* **Task to carry out**:
Take down each entry exactly as written.

— START Exercise inputs —

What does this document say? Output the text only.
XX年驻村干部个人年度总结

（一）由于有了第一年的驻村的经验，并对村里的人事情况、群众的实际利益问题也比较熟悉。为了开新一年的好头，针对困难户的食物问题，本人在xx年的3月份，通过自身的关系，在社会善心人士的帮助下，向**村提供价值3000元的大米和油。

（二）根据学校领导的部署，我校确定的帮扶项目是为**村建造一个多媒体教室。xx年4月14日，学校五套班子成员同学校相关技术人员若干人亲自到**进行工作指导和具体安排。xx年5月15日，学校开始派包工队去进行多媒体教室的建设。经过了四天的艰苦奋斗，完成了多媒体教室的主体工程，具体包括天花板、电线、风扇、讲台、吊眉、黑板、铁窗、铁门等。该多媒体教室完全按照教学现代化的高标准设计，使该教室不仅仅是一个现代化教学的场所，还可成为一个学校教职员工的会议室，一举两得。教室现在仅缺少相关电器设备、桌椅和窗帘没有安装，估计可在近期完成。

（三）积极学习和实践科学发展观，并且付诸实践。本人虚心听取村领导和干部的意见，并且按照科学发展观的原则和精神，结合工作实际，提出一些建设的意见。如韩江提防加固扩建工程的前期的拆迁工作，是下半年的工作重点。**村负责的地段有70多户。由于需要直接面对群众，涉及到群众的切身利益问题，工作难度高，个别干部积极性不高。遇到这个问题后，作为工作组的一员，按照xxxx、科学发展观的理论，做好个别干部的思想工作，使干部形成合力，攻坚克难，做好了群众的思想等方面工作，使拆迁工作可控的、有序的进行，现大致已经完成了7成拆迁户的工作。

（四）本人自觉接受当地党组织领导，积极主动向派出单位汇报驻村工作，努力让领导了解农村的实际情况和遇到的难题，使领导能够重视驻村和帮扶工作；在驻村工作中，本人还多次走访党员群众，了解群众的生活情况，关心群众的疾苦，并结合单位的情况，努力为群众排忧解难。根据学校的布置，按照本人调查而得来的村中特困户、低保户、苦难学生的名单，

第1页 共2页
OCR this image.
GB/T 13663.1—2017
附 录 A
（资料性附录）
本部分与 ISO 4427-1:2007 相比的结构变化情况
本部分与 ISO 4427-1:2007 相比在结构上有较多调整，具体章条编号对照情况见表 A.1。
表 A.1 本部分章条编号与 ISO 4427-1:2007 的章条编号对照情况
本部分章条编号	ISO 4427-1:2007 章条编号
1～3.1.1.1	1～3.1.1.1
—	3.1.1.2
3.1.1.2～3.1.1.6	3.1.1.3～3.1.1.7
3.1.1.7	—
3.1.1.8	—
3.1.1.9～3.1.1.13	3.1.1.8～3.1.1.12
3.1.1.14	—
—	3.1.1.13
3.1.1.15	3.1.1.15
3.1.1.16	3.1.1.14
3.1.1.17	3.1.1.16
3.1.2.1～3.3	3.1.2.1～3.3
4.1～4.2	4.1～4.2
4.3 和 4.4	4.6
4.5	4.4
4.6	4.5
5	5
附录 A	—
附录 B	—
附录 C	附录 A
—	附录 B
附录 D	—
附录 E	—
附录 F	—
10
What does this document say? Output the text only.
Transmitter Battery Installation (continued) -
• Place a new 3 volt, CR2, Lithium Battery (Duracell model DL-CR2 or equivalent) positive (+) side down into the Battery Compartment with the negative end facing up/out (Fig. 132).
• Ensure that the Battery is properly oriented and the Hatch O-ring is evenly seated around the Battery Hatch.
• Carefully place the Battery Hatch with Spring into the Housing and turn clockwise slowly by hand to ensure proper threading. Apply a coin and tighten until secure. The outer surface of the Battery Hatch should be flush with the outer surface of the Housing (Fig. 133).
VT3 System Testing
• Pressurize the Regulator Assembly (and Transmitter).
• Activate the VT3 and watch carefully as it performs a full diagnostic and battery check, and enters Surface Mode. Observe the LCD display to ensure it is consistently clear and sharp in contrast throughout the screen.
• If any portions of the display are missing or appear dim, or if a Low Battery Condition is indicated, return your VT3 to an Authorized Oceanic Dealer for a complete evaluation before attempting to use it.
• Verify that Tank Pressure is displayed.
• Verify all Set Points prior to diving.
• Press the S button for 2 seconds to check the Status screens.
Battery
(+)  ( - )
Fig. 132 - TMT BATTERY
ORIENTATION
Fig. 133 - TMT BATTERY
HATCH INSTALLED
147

— END Exercise inputs —

* **Written answer**:
What does this document say? Output the text only.
XX年驻村干部个人年度总结

（一）由于有了第一年的驻村的经验，并对村里的人事情况、群众的实际利益问题也比较熟悉。为了开新一年的好头，针对困难户的食物问题，本人在xx年的3月份，通过自身的关系，在社会善心人士的帮助下，向**村提供价值3000元的大米和油。

（二）根据学校领导的部署，我校确定的帮扶项目是为**村建造一个多媒体教室。xx年4月14日，学校五套班子成员同学校相关技术人员若干人亲自到**进行工作指导和具体安排。xx年5月15日，学校开始派包工队去进行多媒体教室的建设。经过了四天的艰苦奋斗，完成了多媒体教室的主体工程，具体包括天花板、电线、风扇、讲台、吊眉、黑板、铁窗、铁门等。该多媒体教室完全按照教学现代化的高标准设计，使该教室不仅仅是一个现代化教学的场所，还可成为一个学校教职员工的会议室，一举两得。教室现在仅缺少相关电器设备、桌椅和窗帘没有安装，估计可在近期完成。

（三）积极学习和实践科学发展观，并且付诸实践。本人虚心听取村领导和干部的意见，并且按照科学发展观的原则和精神，结合工作实际，提出一些建设的意见。如韩江提防加固扩建工程的前期的拆迁工作，是下半年的工作重点。**村负责的地段有70多户。由于需要直接面对群众，涉及到群众的切身利益问题，工作难度高，个别干部积极性不高。遇到这个问题后，作为工作组的一员，按照xxxx、科学发展观的理论，做好个别干部的思想工作，使干部形成合力，攻坚克难，做好了群众的思想等方面工作，使拆迁工作可控的、有序的进行，现大致已经完成了7成拆迁户的工作。

（四）本人自觉接受当地党组织领导，积极主动向派出单位汇报驻村工作，努力让领导了解农村的实际情况和遇到的难题，使领导能够重视驻村和帮扶工作；在驻村工作中，本人还多次走访党员群众，了解群众的生活情况，关心群众的疾苦，并结合单位的情况，努力为群众排忧解难。根据学校的布置，按照本人调查而得来的村中特困户、低保户、苦难学生的名单，

第1页 共2页
OCR this image.
GB/T 13663.1—2017
附 录 A
（资料性附录）
本部分与 ISO 4427-1:2007 相比的结构变化情况
本部分与 ISO 4427-1:2007 相比在结构上有较多调整，具体章条编号对照情况见表 A.1。
表 A.1 本部分章条编号与 ISO 4427-1:2007 的章条编号对照情况
本部分章条编号	ISO 4427-1:2007 章条编号
1～3.1.1.1	1～3.1.1.1
—	3.1.1.2
3.1.1.2～3.1.1.6	3.1.1.3～3.1.1.7
3.1.1.7	—
3.1.1.8	—
3.1.1.9～3.1.1.13	3.1.1.8～3.1.1.12
3.1.1.14	—
—	3.1.1.13
3.1.1.15	3.1.1.15
3.1.1.16	3.1.1.14
3.1.1.17	3.1.1.16
3.1.2.1～3.3	3.1.2.1～3.3
4.1～4.2	4.1～4.2
4.3 和 4.4	4.6
4.5	4.4
4.6	4.5
5	5
附录 A	—
附录 B	—
附录 C	附录 A
—	附录 B
附录 D	—
附录 E	—
附录 F	—
10
What does this document say? Output the text only.
Transmitter Battery Installation (continued) -
• Place a new 3 volt, CR2, Lithium Battery (Duracell model DL-CR2 or equivalent) positive (+) side down into the Battery Compartment with the negative end facing up/out (Fig. 132).
• Ensure that the Battery is properly oriented and the Hatch O-ring is evenly seated around the Battery Hatch.
• Carefully place the Battery Hatch with Spring into the Housing and turn clockwise slowly by hand to ensure proper threading. Apply a coin and tighten until secure. The outer surface of the Battery Hatch should be flush with the outer surface of the Housing (Fig. 133).
VT3 System Testing
• Pressurize the Regulator Assembly (and Transmitter).
• Activate the VT3 and watch carefully as it performs a full diagnostic and battery check, and enters Surface Mode. Observe the LCD display to ensure it is consistently clear and sharp in contrast throughout the screen.
• If any portions of the display are missing or appear dim, or if a Low Battery Condition is indicated, return your VT3 to an Authorized Oceanic Dealer for a complete evaluation before attempting to use it.
• Verify that Tank Pressure is displayed.
• Verify all Set Points prior to diving.
• Press the S button for 2 seconds to check the Status screens.
Battery
(+)  ( - )
Fig. 132 - TMT BATTERY
ORIENTATION
Fig. 133 - TMT BATTERY
HATCH INSTALLED
147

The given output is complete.